╭─ Input for this task

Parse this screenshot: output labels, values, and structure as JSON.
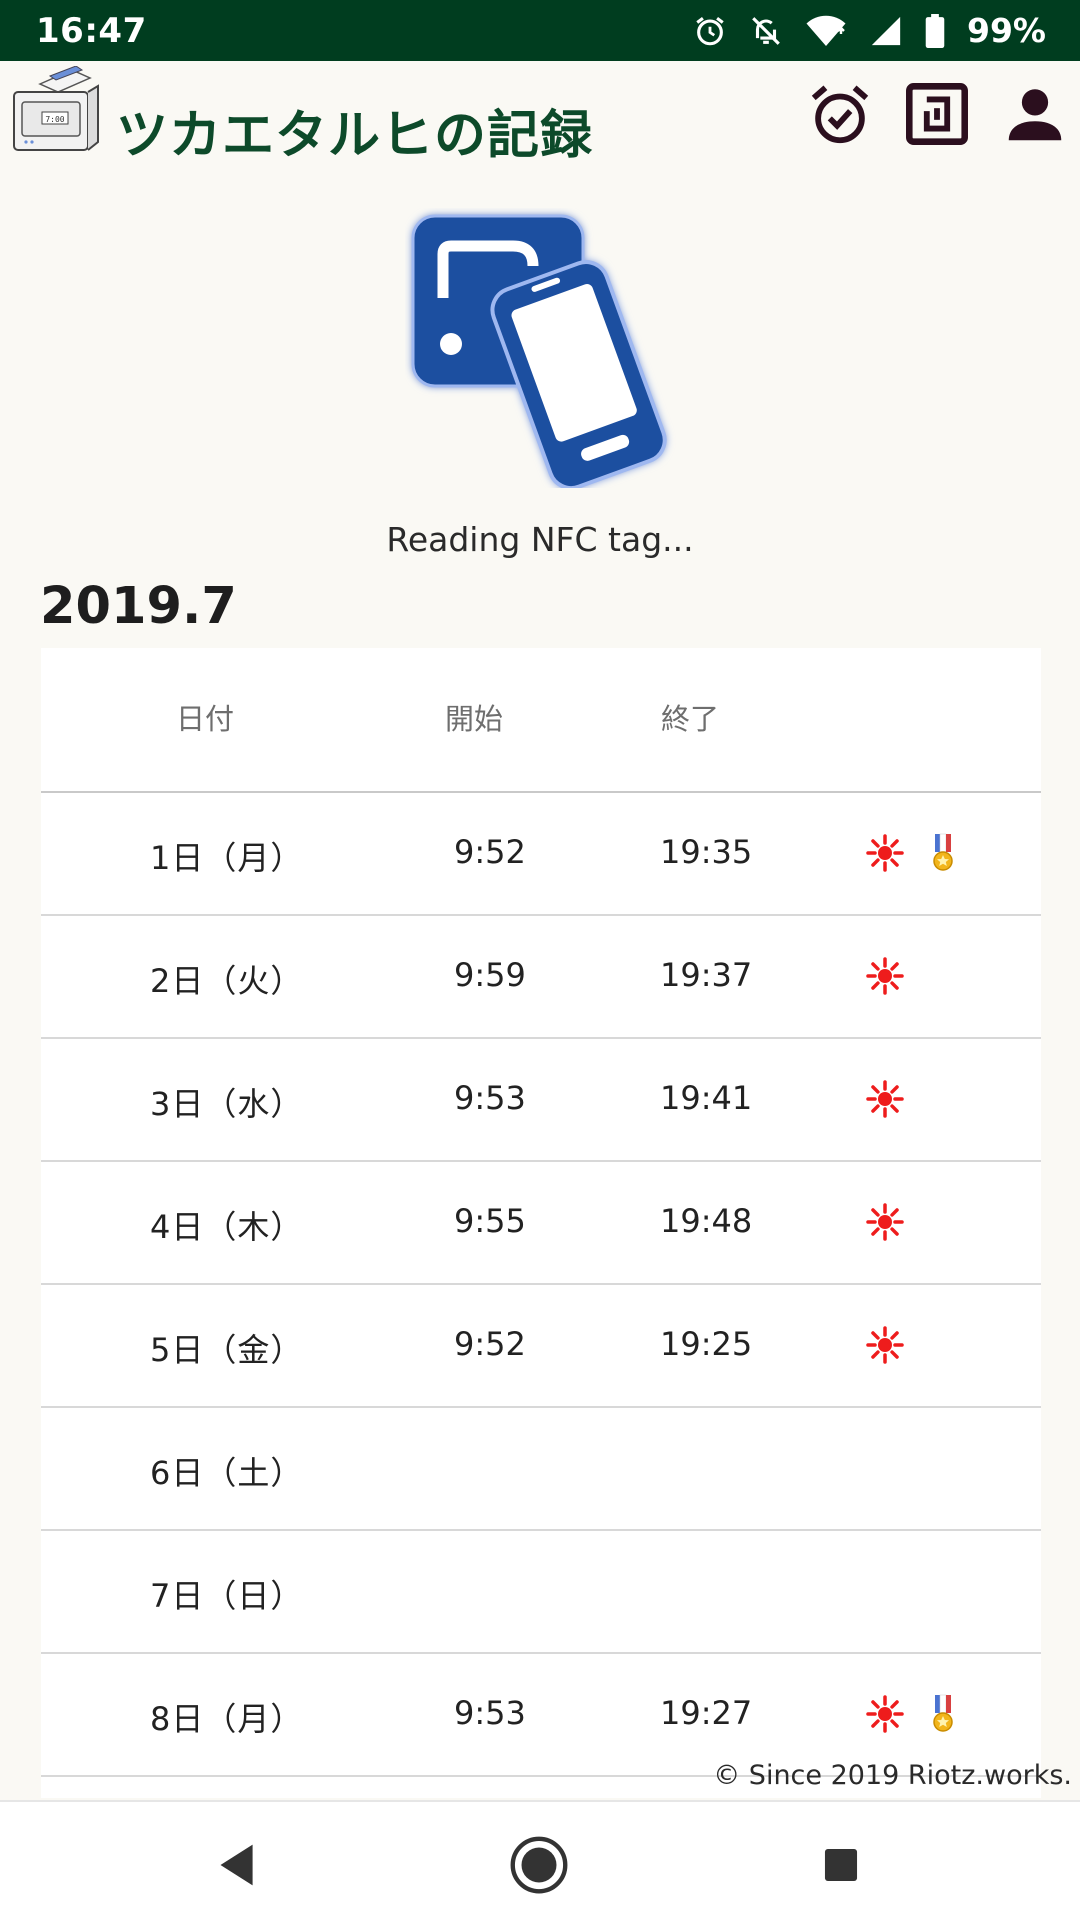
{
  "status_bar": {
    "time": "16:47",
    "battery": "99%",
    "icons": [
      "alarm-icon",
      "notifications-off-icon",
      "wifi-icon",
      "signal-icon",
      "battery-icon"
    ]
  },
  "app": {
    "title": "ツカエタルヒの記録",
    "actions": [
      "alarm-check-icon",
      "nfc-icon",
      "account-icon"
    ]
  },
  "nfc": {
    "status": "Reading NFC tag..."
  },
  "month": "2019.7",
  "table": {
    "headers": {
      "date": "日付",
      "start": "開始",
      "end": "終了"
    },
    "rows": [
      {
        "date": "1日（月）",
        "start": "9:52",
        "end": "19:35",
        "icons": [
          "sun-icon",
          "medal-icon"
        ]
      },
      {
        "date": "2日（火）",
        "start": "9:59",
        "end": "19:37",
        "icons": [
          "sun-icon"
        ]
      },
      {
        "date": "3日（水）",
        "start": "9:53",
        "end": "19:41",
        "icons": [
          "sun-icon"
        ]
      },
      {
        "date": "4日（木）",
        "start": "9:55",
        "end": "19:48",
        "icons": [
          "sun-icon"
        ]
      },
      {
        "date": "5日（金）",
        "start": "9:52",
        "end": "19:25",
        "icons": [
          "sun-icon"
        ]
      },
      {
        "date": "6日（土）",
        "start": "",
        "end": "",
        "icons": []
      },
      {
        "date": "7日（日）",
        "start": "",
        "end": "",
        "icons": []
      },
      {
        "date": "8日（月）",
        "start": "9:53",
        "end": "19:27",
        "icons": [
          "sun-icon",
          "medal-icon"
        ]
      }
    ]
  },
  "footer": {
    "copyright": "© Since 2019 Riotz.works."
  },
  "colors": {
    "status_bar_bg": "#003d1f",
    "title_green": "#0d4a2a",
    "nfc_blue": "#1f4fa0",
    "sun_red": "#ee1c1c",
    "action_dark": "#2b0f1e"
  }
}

╰─
╭─ Input for this task

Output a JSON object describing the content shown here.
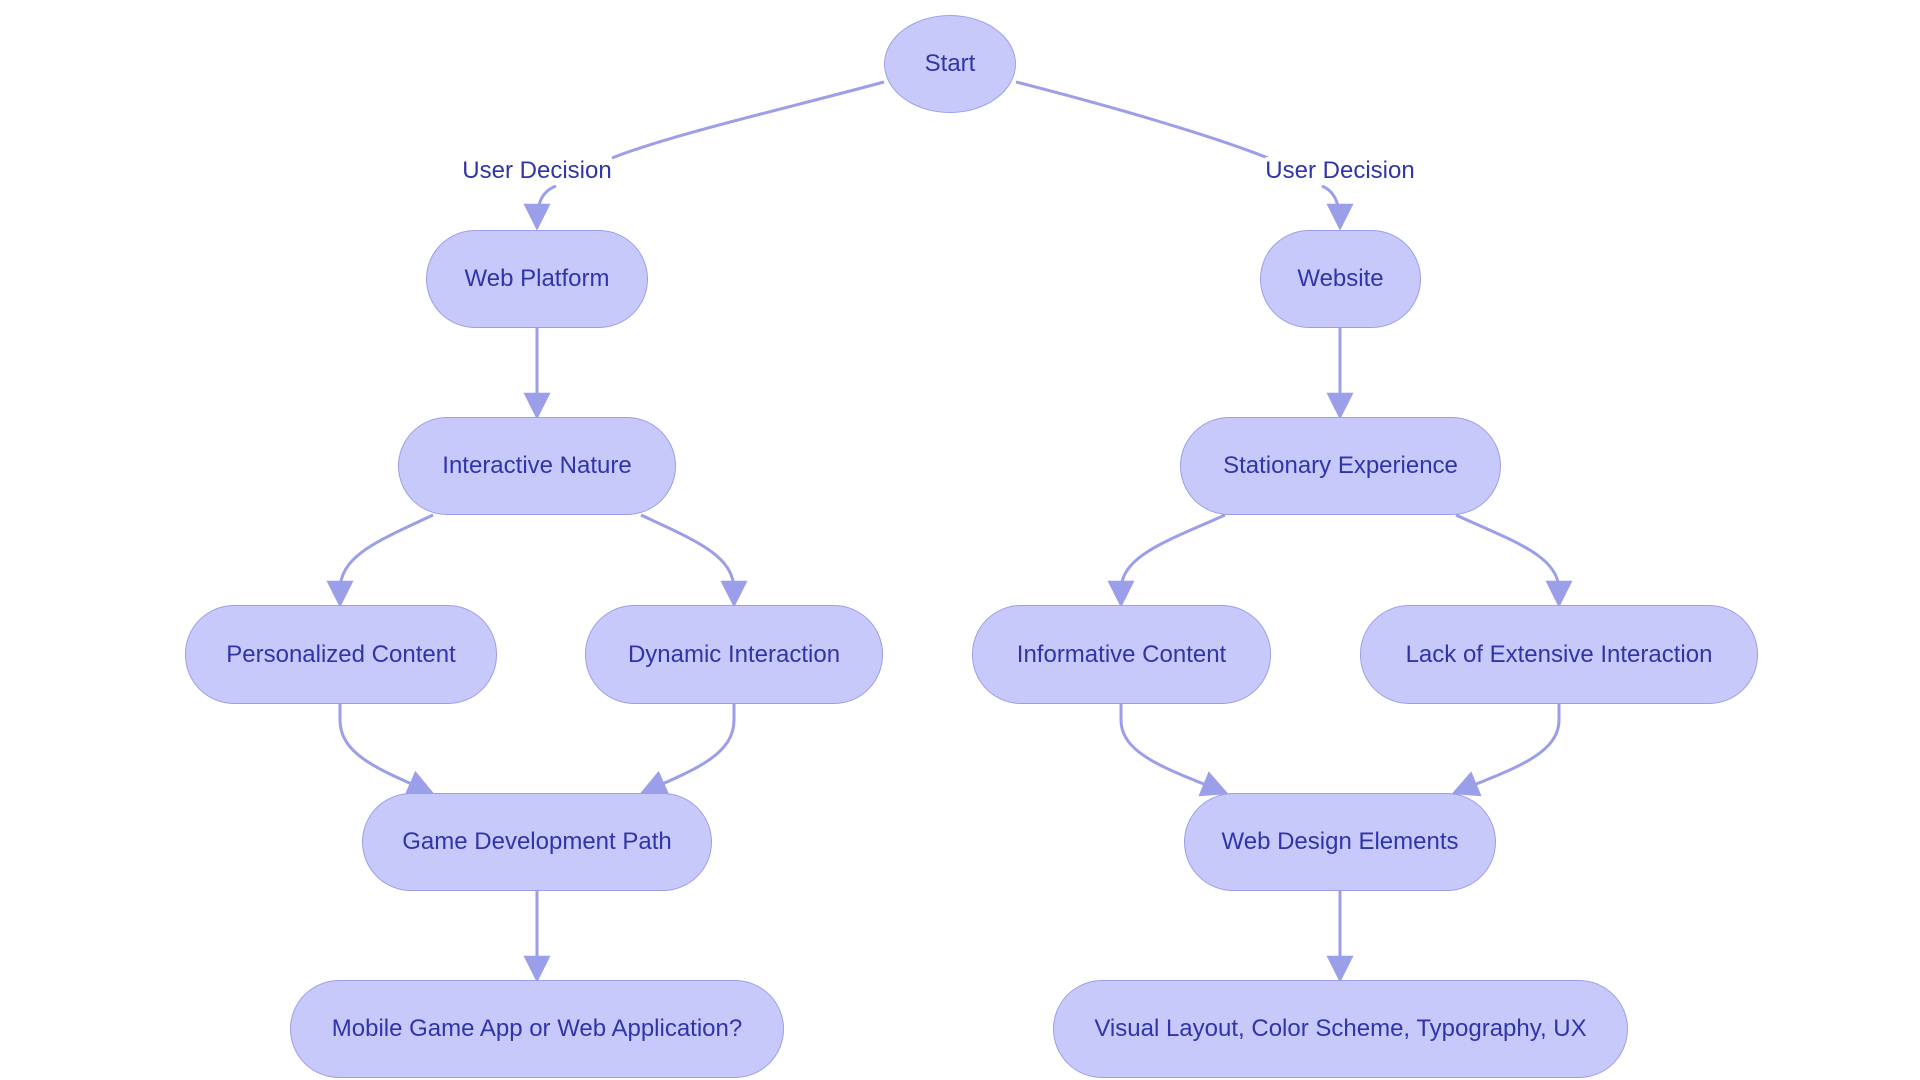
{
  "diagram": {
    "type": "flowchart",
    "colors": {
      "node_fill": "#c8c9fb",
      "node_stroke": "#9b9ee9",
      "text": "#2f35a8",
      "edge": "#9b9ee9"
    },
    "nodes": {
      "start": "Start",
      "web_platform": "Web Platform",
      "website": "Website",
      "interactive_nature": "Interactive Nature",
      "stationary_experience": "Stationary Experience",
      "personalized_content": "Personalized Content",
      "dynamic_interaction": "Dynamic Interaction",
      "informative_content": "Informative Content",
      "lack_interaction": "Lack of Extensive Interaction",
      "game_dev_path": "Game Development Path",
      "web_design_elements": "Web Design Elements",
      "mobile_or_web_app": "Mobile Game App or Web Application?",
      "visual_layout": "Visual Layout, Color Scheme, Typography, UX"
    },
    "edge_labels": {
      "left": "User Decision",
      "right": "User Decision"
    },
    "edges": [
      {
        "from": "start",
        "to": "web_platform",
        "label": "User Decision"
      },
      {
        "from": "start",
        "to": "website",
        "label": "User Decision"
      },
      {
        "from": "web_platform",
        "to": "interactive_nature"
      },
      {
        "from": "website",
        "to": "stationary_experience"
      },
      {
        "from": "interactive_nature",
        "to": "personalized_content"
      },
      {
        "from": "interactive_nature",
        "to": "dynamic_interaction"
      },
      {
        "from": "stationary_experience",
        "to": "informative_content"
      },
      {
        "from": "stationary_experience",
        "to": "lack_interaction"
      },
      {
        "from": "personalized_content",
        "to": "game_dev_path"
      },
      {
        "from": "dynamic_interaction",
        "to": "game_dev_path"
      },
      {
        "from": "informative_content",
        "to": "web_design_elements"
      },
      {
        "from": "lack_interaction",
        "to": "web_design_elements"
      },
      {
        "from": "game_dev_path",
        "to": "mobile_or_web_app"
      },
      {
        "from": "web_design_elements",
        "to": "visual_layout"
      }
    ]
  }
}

╰─

What you are asked to do
Copy out the lines in which the string "Decision" appears.

Result
      "left": "User Decision",
      "right": "User Decision"
        "label": "User Decision"
        "label": "User Decision"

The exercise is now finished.